YOUR INSTRUCTIONS = Answer with a single number: the count of lines that include the string "climatology".

(Records contained in a dataset)
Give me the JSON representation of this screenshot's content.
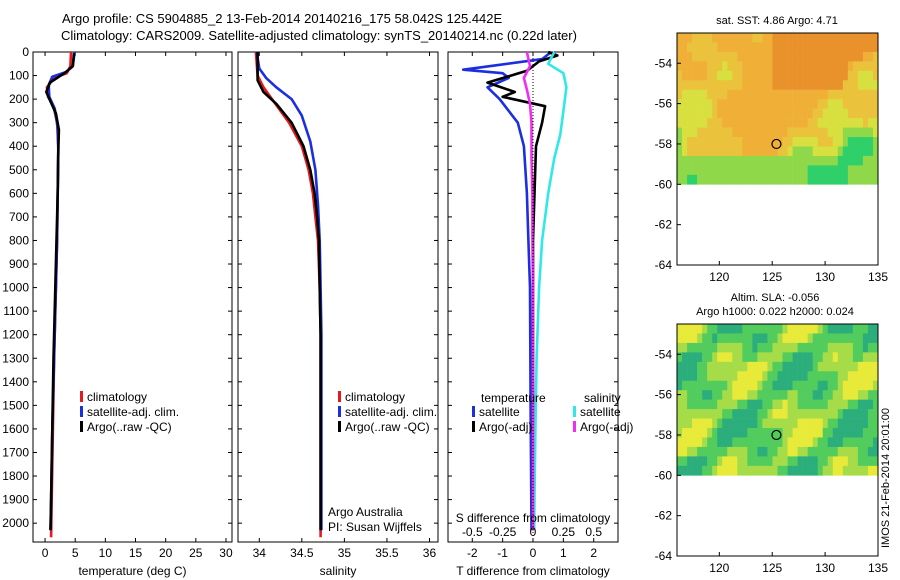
{
  "header": {
    "title_line1": "Argo profile: CS 5904885_2 13-Feb-2014 20140216_175 58.042S 125.442E",
    "title_line2": "Climatology: CARS2009. Satellite-adjusted climatology: synTS_20140214.nc (0.22d later)"
  },
  "colors": {
    "climatology": "#e8191c",
    "satellite": "#1c2fe0",
    "argo": "#000000",
    "sat_salinity": "#30e8e8",
    "argo_salinity": "#f02df0"
  },
  "chart_data": [
    {
      "type": "line",
      "id": "temperature",
      "xlabel": "temperature (deg C)",
      "xlim": [
        -2,
        31
      ],
      "ylim": [
        2080,
        0
      ],
      "xticks": [
        0,
        5,
        10,
        15,
        20,
        25,
        30
      ],
      "yticks": [
        0,
        100,
        200,
        300,
        400,
        500,
        600,
        700,
        800,
        900,
        1000,
        1100,
        1200,
        1300,
        1400,
        1500,
        1600,
        1700,
        1800,
        1900,
        2000
      ],
      "legend": [
        "climatology",
        "satellite-adj. clim.",
        "Argo(..raw -QC)"
      ],
      "series": [
        {
          "name": "climatology",
          "color": "#e8191c",
          "points": [
            [
              4.3,
              0
            ],
            [
              4.2,
              60
            ],
            [
              3.6,
              90
            ],
            [
              1.5,
              110
            ],
            [
              0.3,
              150
            ],
            [
              0.5,
              190
            ],
            [
              1.4,
              230
            ],
            [
              2.0,
              300
            ],
            [
              2.2,
              400
            ],
            [
              2.1,
              600
            ],
            [
              2.0,
              800
            ],
            [
              1.8,
              1000
            ],
            [
              1.5,
              1300
            ],
            [
              1.3,
              1600
            ],
            [
              1.1,
              1900
            ],
            [
              1.0,
              2060
            ]
          ]
        },
        {
          "name": "satellite-adj. clim.",
          "color": "#1c2fe0",
          "points": [
            [
              4.9,
              0
            ],
            [
              4.6,
              60
            ],
            [
              3.5,
              85
            ],
            [
              1.2,
              105
            ],
            [
              0.6,
              140
            ],
            [
              0.7,
              190
            ],
            [
              1.6,
              240
            ],
            [
              2.1,
              320
            ],
            [
              2.2,
              420
            ],
            [
              2.1,
              600
            ],
            [
              2.0,
              800
            ],
            [
              1.8,
              1000
            ],
            [
              1.5,
              1300
            ],
            [
              1.2,
              1600
            ],
            [
              1.0,
              1900
            ],
            [
              0.9,
              2030
            ]
          ]
        },
        {
          "name": "Argo(..raw -QC)",
          "color": "#000000",
          "points": [
            [
              4.8,
              5
            ],
            [
              4.6,
              60
            ],
            [
              3.2,
              90
            ],
            [
              0.8,
              130
            ],
            [
              0.2,
              170
            ],
            [
              0.9,
              210
            ],
            [
              1.8,
              260
            ],
            [
              2.3,
              330
            ],
            [
              2.2,
              420
            ],
            [
              2.1,
              600
            ],
            [
              1.9,
              800
            ],
            [
              1.7,
              1000
            ],
            [
              1.4,
              1300
            ],
            [
              1.2,
              1600
            ],
            [
              1.0,
              1900
            ],
            [
              0.9,
              2030
            ]
          ]
        }
      ]
    },
    {
      "type": "line",
      "id": "salinity",
      "xlabel": "salinity",
      "xlim": [
        33.75,
        36.1
      ],
      "ylim": [
        2080,
        0
      ],
      "xticks": [
        34,
        34.5,
        35,
        35.5,
        36
      ],
      "legend": [
        "climatology",
        "satellite-adj. clim.",
        "Argo(..raw -QC)"
      ],
      "annotation": [
        "Argo Australia",
        "PI: Susan Wijffels"
      ],
      "series": [
        {
          "name": "climatology",
          "color": "#e8191c",
          "points": [
            [
              33.96,
              0
            ],
            [
              33.98,
              100
            ],
            [
              34.05,
              150
            ],
            [
              34.15,
              200
            ],
            [
              34.35,
              300
            ],
            [
              34.5,
              400
            ],
            [
              34.58,
              500
            ],
            [
              34.63,
              600
            ],
            [
              34.66,
              700
            ],
            [
              34.69,
              800
            ],
            [
              34.71,
              1000
            ],
            [
              34.72,
              1200
            ],
            [
              34.72,
              1500
            ],
            [
              34.72,
              1800
            ],
            [
              34.72,
              2060
            ]
          ]
        },
        {
          "name": "satellite-adj. clim.",
          "color": "#1c2fe0",
          "points": [
            [
              33.97,
              0
            ],
            [
              34.0,
              70
            ],
            [
              34.08,
              110
            ],
            [
              34.2,
              150
            ],
            [
              34.38,
              200
            ],
            [
              34.5,
              270
            ],
            [
              34.6,
              380
            ],
            [
              34.66,
              500
            ],
            [
              34.69,
              650
            ],
            [
              34.71,
              800
            ],
            [
              34.72,
              1000
            ],
            [
              34.73,
              1200
            ],
            [
              34.73,
              1500
            ],
            [
              34.73,
              1800
            ],
            [
              34.73,
              2030
            ]
          ]
        },
        {
          "name": "Argo(..raw -QC)",
          "color": "#000000",
          "points": [
            [
              33.98,
              0
            ],
            [
              33.98,
              120
            ],
            [
              34.05,
              170
            ],
            [
              34.2,
              220
            ],
            [
              34.38,
              300
            ],
            [
              34.52,
              400
            ],
            [
              34.6,
              500
            ],
            [
              34.65,
              600
            ],
            [
              34.68,
              700
            ],
            [
              34.7,
              800
            ],
            [
              34.71,
              1000
            ],
            [
              34.72,
              1200
            ],
            [
              34.72,
              1500
            ],
            [
              34.72,
              1800
            ],
            [
              34.72,
              2030
            ]
          ]
        }
      ]
    },
    {
      "type": "line",
      "id": "difference",
      "xlabel": "T difference from climatology",
      "xlabel_top": "S difference from climatology",
      "xlim": [
        -2.8,
        2.8
      ],
      "ylim": [
        2080,
        0
      ],
      "xticks": [
        -2,
        -1,
        0,
        1,
        2
      ],
      "xticks_top": [
        -0.5,
        -0.25,
        0,
        0.25,
        0.5
      ],
      "legend_temperature_title": "temperature",
      "legend_salinity_title": "salinity",
      "legend": [
        "satellite",
        "Argo(-adj)",
        "satellite",
        "Argo(-adj)"
      ],
      "series": [
        {
          "name": "temperature satellite",
          "color": "#1c2fe0",
          "points": [
            [
              0.6,
              0
            ],
            [
              0.3,
              30
            ],
            [
              -1.4,
              60
            ],
            [
              -2.3,
              75
            ],
            [
              -1.0,
              90
            ],
            [
              -0.8,
              110
            ],
            [
              -1.5,
              150
            ],
            [
              -1.1,
              200
            ],
            [
              -0.5,
              300
            ],
            [
              -0.3,
              400
            ],
            [
              -0.2,
              600
            ],
            [
              -0.15,
              800
            ],
            [
              -0.1,
              1000
            ],
            [
              -0.08,
              1500
            ],
            [
              -0.05,
              2030
            ]
          ]
        },
        {
          "name": "temperature Argo(-adj)",
          "color": "#000000",
          "points": [
            [
              0.5,
              0
            ],
            [
              0.8,
              15
            ],
            [
              0.2,
              40
            ],
            [
              -0.2,
              80
            ],
            [
              -1.5,
              130
            ],
            [
              -0.6,
              170
            ],
            [
              -1.0,
              190
            ],
            [
              0.4,
              230
            ],
            [
              0.3,
              300
            ],
            [
              0.1,
              400
            ],
            [
              0.05,
              600
            ],
            [
              0.0,
              800
            ],
            [
              0.0,
              1000
            ],
            [
              0.0,
              1500
            ],
            [
              0.0,
              2030
            ]
          ]
        },
        {
          "name": "salinity satellite",
          "color": "#30e8e8",
          "points": [
            [
              0.7,
              0
            ],
            [
              0.5,
              50
            ],
            [
              1.0,
              90
            ],
            [
              1.1,
              150
            ],
            [
              1.0,
              250
            ],
            [
              0.9,
              350
            ],
            [
              0.7,
              450
            ],
            [
              0.5,
              600
            ],
            [
              0.3,
              800
            ],
            [
              0.2,
              1000
            ],
            [
              0.12,
              1300
            ],
            [
              0.08,
              1600
            ],
            [
              0.05,
              1900
            ],
            [
              0.04,
              2030
            ]
          ]
        },
        {
          "name": "salinity Argo(-adj)",
          "color": "#f02df0",
          "points": [
            [
              -0.2,
              0
            ],
            [
              -0.1,
              60
            ],
            [
              -0.3,
              110
            ],
            [
              -0.2,
              160
            ],
            [
              -0.1,
              220
            ],
            [
              -0.05,
              300
            ],
            [
              -0.05,
              450
            ],
            [
              -0.02,
              600
            ],
            [
              -0.02,
              800
            ],
            [
              0.0,
              1000
            ],
            [
              0.0,
              1300
            ],
            [
              0.0,
              1600
            ],
            [
              0.0,
              1900
            ],
            [
              0.0,
              2030
            ]
          ]
        }
      ]
    },
    {
      "type": "heatmap",
      "id": "sst-map",
      "title": "sat. SST: 4.86 Argo: 4.71",
      "xlim": [
        116,
        135
      ],
      "ylim": [
        -64,
        -52.5
      ],
      "xticks": [
        120,
        125,
        130,
        135
      ],
      "yticks": [
        -54,
        -56,
        -58,
        -60,
        -62,
        -64
      ],
      "marker": [
        125.4,
        -58.0
      ]
    },
    {
      "type": "heatmap",
      "id": "sla-map",
      "title_line1": "Altim. SLA: -0.056",
      "title_line2": "Argo h1000: 0.022 h2000: 0.024",
      "xlim": [
        116,
        135
      ],
      "ylim": [
        -64,
        -52.5
      ],
      "xticks": [
        120,
        125,
        130,
        135
      ],
      "yticks": [
        -54,
        -56,
        -58,
        -60,
        -62,
        -64
      ],
      "marker": [
        125.4,
        -58.0
      ]
    }
  ],
  "footer": {
    "imos_stamp": "IMOS 21-Feb-2014 20:01:00"
  }
}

FINAL RESULT = 8